### TASK MATERIAL
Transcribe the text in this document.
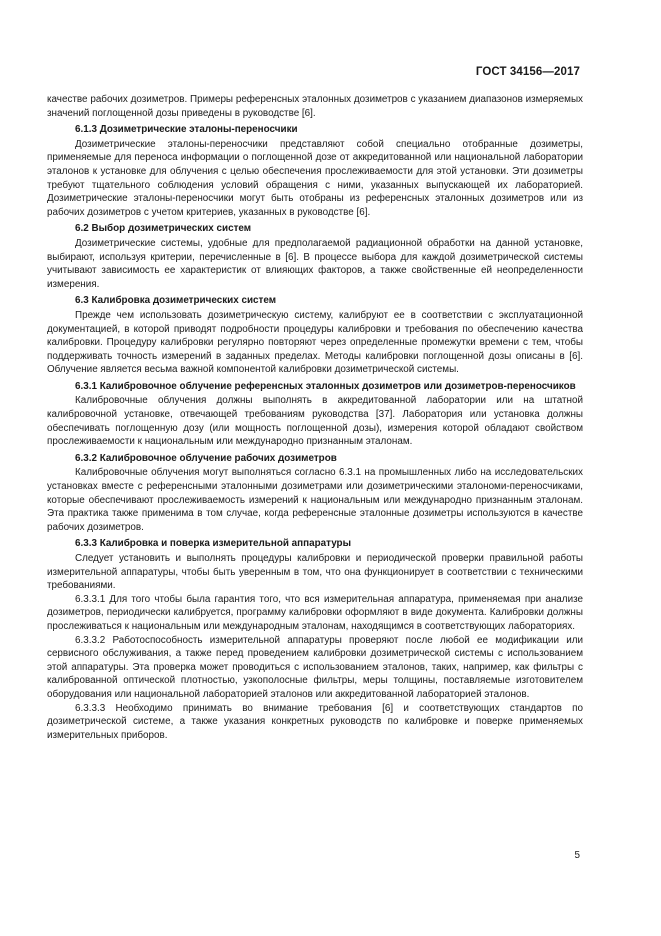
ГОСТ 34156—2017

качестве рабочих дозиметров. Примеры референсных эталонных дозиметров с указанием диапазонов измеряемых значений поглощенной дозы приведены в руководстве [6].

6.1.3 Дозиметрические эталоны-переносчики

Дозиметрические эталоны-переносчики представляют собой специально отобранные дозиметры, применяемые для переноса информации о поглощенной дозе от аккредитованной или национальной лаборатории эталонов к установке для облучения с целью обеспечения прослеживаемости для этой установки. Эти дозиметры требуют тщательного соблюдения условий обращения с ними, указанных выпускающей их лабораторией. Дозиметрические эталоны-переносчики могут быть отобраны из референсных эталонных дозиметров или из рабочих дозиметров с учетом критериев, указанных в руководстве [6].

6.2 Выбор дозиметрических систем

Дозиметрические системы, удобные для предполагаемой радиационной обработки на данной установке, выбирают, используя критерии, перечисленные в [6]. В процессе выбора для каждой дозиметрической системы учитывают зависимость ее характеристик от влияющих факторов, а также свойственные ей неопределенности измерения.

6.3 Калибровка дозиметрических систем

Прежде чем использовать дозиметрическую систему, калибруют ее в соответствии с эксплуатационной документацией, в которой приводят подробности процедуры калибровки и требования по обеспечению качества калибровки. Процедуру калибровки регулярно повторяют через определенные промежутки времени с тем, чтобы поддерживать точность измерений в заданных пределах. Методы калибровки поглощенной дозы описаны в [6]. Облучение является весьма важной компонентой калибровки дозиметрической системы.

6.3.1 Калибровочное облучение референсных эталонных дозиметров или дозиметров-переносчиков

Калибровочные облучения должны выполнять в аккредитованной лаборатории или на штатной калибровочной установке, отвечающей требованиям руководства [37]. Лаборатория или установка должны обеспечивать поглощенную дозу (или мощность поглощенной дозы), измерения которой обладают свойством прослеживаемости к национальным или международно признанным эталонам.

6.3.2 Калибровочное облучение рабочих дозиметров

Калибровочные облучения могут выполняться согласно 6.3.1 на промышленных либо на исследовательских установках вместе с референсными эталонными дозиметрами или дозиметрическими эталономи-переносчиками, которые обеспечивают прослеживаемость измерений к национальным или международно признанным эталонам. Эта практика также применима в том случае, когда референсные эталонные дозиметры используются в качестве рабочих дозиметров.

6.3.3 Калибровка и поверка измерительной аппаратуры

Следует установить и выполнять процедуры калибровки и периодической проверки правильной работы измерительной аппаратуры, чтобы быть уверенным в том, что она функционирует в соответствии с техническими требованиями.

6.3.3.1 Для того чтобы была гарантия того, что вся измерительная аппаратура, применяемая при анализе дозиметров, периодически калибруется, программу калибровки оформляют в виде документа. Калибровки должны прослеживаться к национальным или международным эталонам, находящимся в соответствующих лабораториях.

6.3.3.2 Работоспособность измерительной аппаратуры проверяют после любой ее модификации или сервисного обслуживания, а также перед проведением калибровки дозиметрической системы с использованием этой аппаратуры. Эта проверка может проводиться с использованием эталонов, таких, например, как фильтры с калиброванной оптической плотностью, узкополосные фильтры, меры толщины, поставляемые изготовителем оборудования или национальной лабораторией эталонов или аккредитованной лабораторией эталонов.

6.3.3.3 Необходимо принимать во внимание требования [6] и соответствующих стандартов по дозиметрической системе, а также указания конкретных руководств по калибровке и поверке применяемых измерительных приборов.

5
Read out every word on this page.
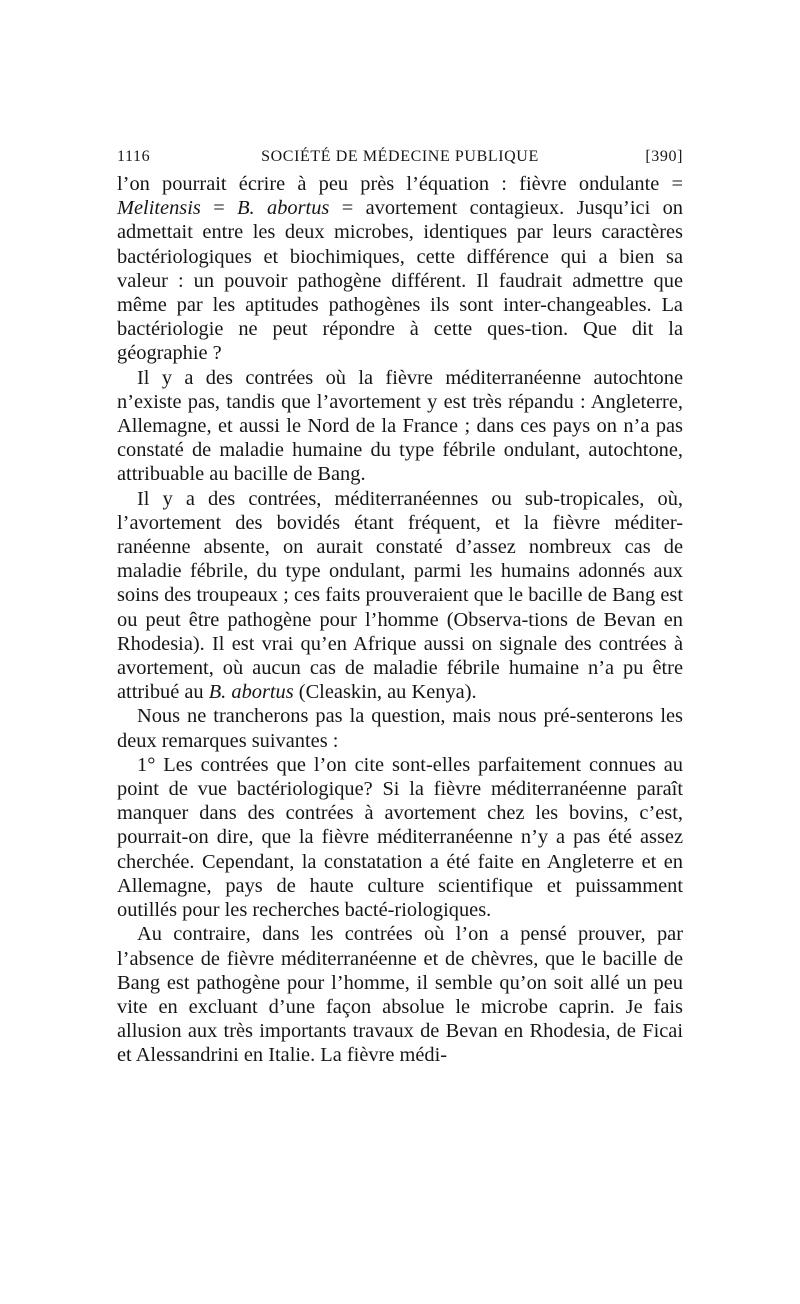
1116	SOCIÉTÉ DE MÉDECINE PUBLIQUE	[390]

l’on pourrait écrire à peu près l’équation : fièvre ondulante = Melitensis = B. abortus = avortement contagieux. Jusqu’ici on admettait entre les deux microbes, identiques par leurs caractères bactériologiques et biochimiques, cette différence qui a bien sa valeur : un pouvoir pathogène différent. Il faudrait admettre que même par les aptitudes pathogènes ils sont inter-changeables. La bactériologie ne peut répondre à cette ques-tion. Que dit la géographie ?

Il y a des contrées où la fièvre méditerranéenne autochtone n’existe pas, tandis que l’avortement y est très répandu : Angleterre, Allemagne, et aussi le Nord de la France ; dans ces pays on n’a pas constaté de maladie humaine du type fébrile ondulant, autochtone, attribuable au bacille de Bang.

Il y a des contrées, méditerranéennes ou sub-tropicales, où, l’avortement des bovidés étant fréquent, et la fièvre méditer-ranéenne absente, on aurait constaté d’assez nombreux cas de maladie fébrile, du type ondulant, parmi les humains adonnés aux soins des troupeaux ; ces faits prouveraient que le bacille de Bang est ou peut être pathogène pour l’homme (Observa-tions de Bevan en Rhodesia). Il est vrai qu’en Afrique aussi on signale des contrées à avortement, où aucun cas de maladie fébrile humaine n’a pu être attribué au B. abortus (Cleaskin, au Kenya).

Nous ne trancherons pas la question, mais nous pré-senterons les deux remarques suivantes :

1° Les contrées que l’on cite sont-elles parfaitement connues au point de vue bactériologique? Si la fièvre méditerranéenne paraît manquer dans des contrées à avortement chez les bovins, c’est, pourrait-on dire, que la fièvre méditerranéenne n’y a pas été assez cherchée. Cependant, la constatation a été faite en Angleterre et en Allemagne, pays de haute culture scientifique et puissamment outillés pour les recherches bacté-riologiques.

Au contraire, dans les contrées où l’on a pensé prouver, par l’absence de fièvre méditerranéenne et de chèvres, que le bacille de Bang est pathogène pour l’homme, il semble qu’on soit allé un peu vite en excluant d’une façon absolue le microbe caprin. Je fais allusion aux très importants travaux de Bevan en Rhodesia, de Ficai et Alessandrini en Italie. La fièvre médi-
######
### TASK MATERIAL
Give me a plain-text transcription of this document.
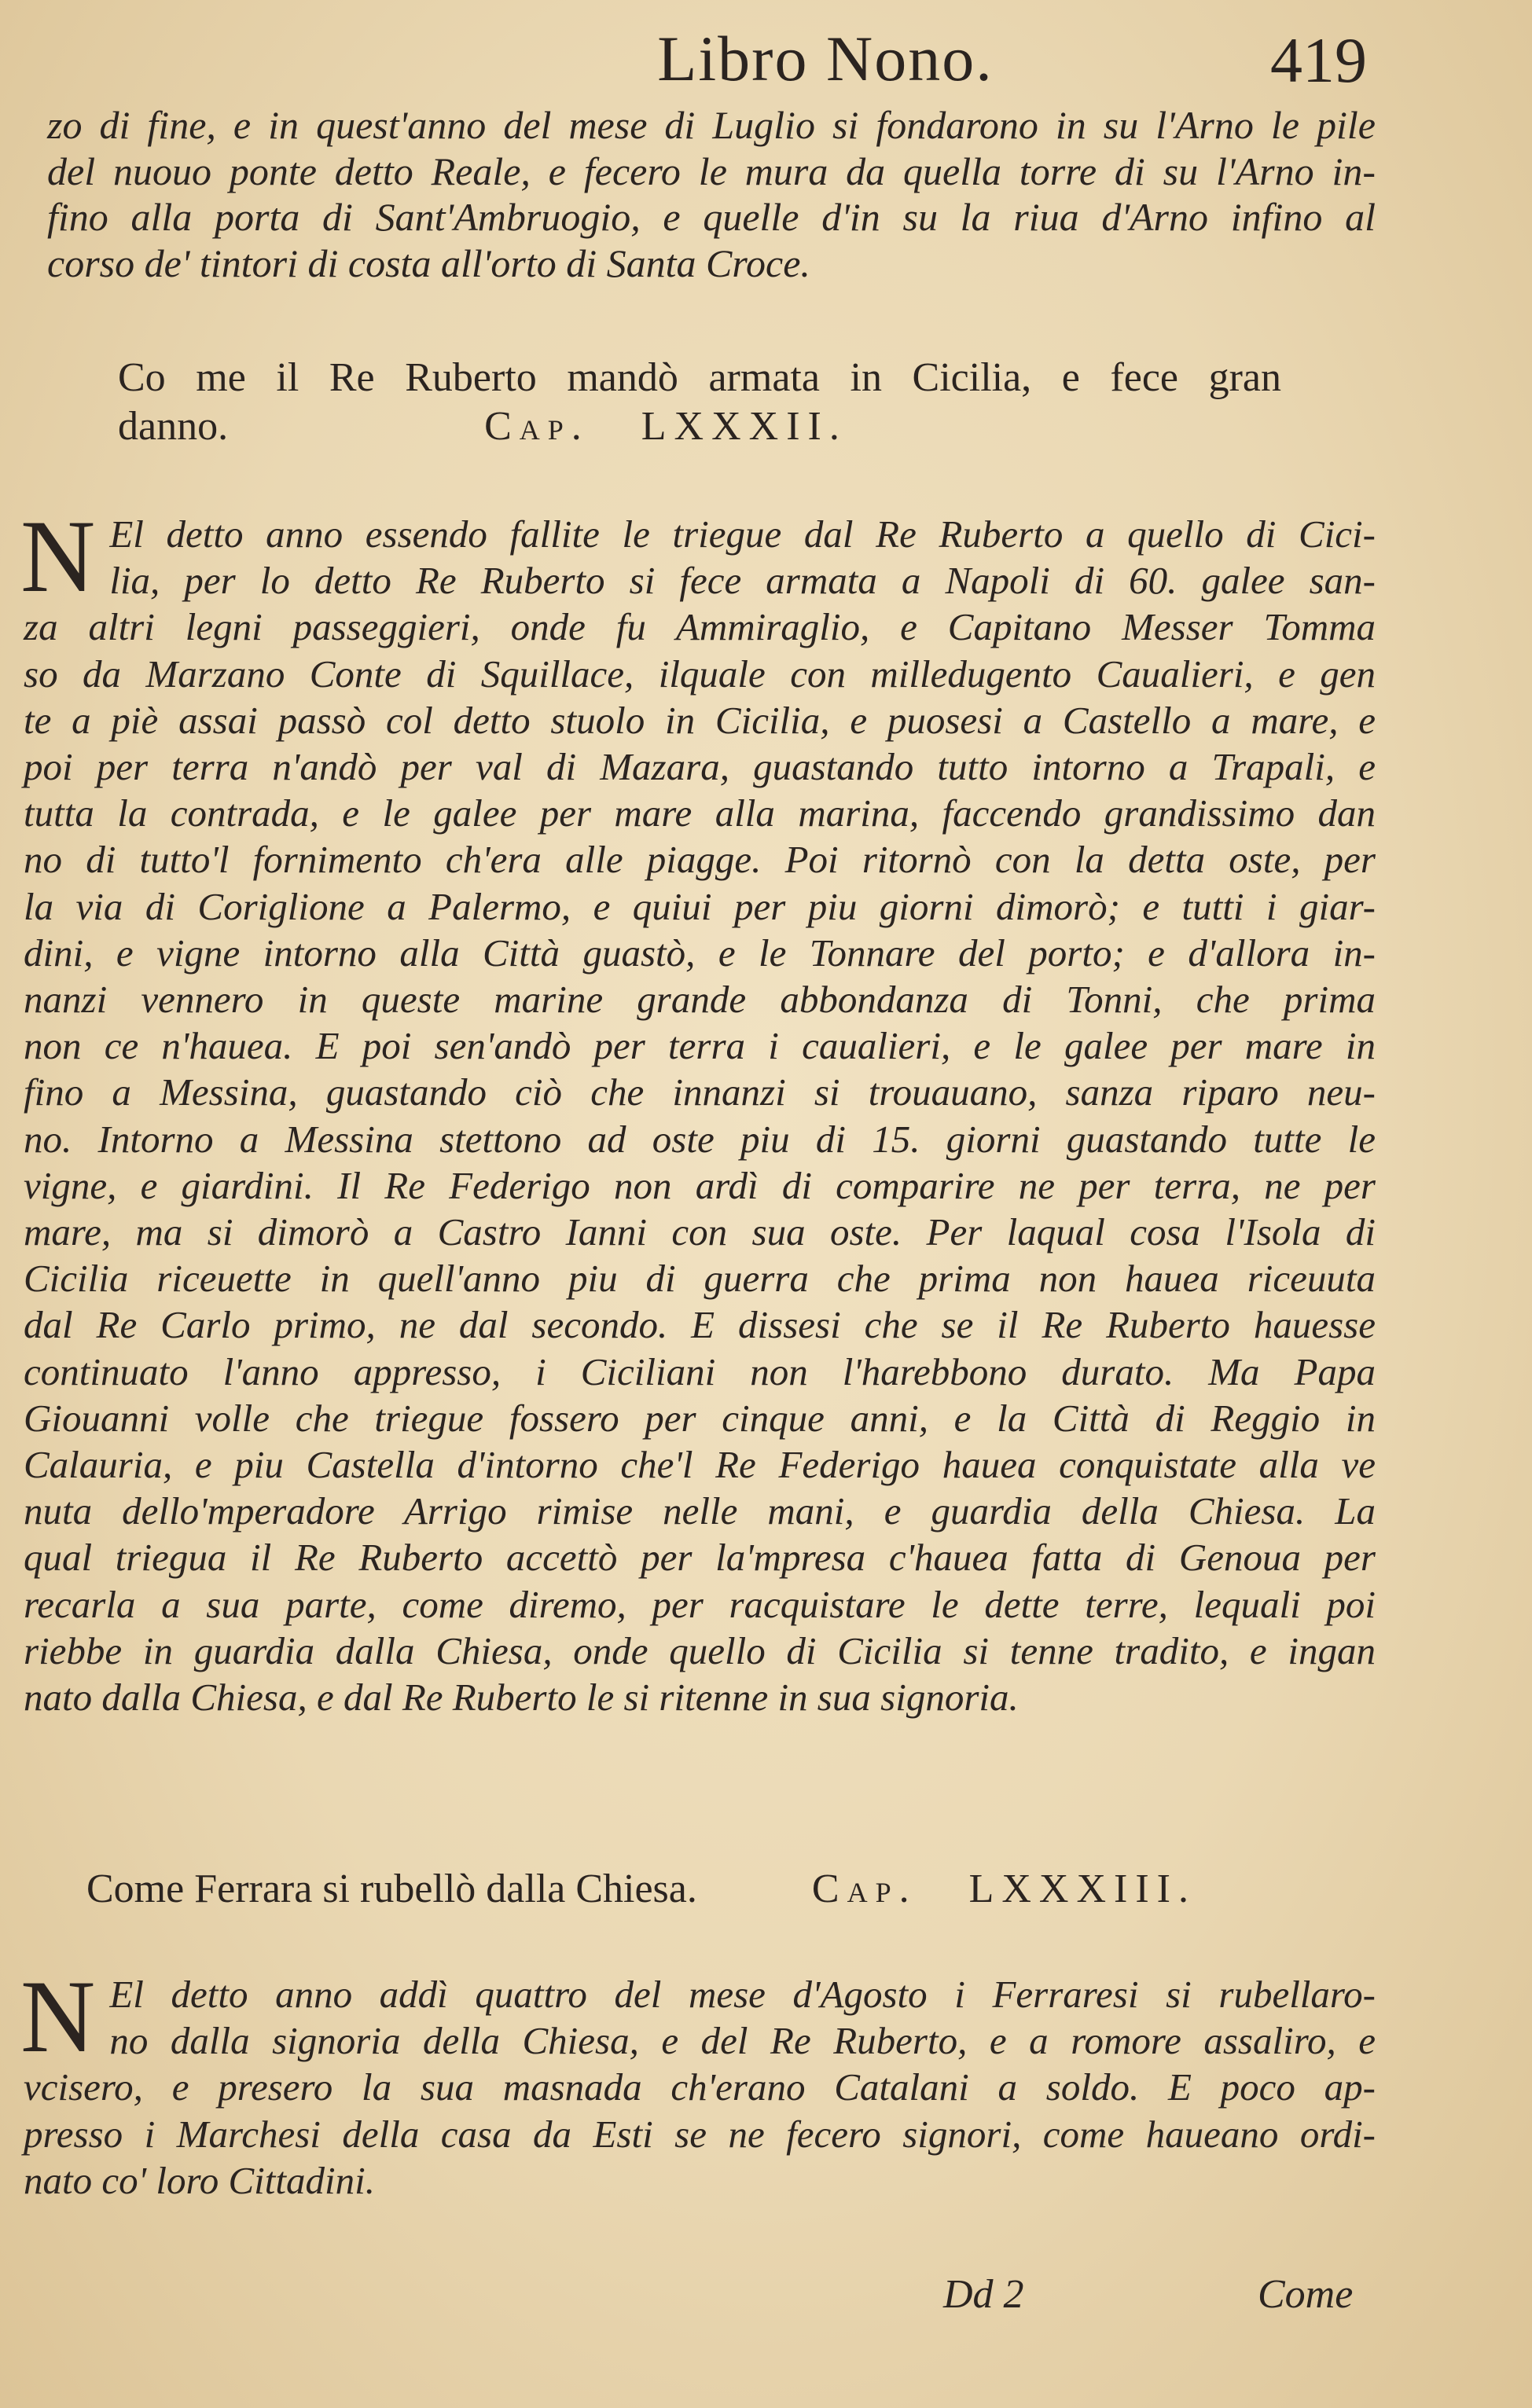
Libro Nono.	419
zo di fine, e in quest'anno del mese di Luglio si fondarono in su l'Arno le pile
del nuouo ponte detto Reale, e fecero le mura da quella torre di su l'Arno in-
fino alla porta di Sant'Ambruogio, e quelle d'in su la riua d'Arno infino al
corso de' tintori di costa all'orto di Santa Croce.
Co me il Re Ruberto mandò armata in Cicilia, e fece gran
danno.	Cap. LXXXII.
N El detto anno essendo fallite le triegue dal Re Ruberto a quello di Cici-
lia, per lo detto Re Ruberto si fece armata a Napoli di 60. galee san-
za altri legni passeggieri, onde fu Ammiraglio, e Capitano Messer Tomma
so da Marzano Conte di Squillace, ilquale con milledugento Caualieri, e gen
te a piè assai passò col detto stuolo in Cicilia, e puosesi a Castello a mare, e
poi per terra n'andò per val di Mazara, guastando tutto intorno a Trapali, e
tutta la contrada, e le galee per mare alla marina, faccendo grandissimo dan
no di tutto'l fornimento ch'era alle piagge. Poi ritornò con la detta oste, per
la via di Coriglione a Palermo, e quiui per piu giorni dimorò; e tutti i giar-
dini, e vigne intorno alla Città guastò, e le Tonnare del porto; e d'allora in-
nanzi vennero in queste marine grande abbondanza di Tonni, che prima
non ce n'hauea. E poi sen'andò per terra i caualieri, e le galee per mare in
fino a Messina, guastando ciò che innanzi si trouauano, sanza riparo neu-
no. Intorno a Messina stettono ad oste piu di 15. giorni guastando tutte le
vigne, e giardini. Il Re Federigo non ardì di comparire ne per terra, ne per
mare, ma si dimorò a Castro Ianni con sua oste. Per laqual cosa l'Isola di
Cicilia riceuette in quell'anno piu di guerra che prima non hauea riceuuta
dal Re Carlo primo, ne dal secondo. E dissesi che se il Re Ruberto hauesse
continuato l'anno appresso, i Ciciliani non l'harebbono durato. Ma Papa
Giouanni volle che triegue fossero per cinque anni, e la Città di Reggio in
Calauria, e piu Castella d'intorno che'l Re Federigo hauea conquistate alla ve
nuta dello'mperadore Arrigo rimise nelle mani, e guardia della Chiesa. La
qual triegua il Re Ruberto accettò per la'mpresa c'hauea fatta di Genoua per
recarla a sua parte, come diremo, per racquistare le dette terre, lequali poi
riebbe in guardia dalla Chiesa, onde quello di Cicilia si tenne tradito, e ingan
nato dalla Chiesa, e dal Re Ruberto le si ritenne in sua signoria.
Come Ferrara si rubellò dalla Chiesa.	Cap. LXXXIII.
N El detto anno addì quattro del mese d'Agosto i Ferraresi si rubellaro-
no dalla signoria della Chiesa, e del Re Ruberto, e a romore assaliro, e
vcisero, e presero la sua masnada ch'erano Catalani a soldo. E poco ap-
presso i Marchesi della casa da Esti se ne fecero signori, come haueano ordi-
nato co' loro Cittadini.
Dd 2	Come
######
§ **OBJECTIVE**:
Only lines with the word "лаборатории" should be collected from the material.

§ **ANSWER**:
Дозиметрические эталоны-переносчики представляют собой специально отобранные дозиметры, применяемые для переноса информации о поглощенной дозе от аккредитованной или национальной лаборатории эталонов к установке для облучения с целью обеспечения прослеживаемости для этой установки. Эти дозиметры требуют тщательного соблюдения условий обращения с ними, указанных выпускающей их лабораторией. Дозиметрические эталоны-переносчики могут быть отобраны из референсных эталонных дозиметров или из рабочих дозиметров с учетом критериев, указанных в руководстве [6].
Калибровочные облучения должны выполнять в аккредитованной лаборатории или на штатной калибровочной установке, отвечающей требованиям руководства [37]. Лаборатория или установка должны обеспечивать поглощенную дозу (или мощность поглощенной дозы), измерения которой обладают свойством прослеживаемости к национальным или международно признанным эталонам.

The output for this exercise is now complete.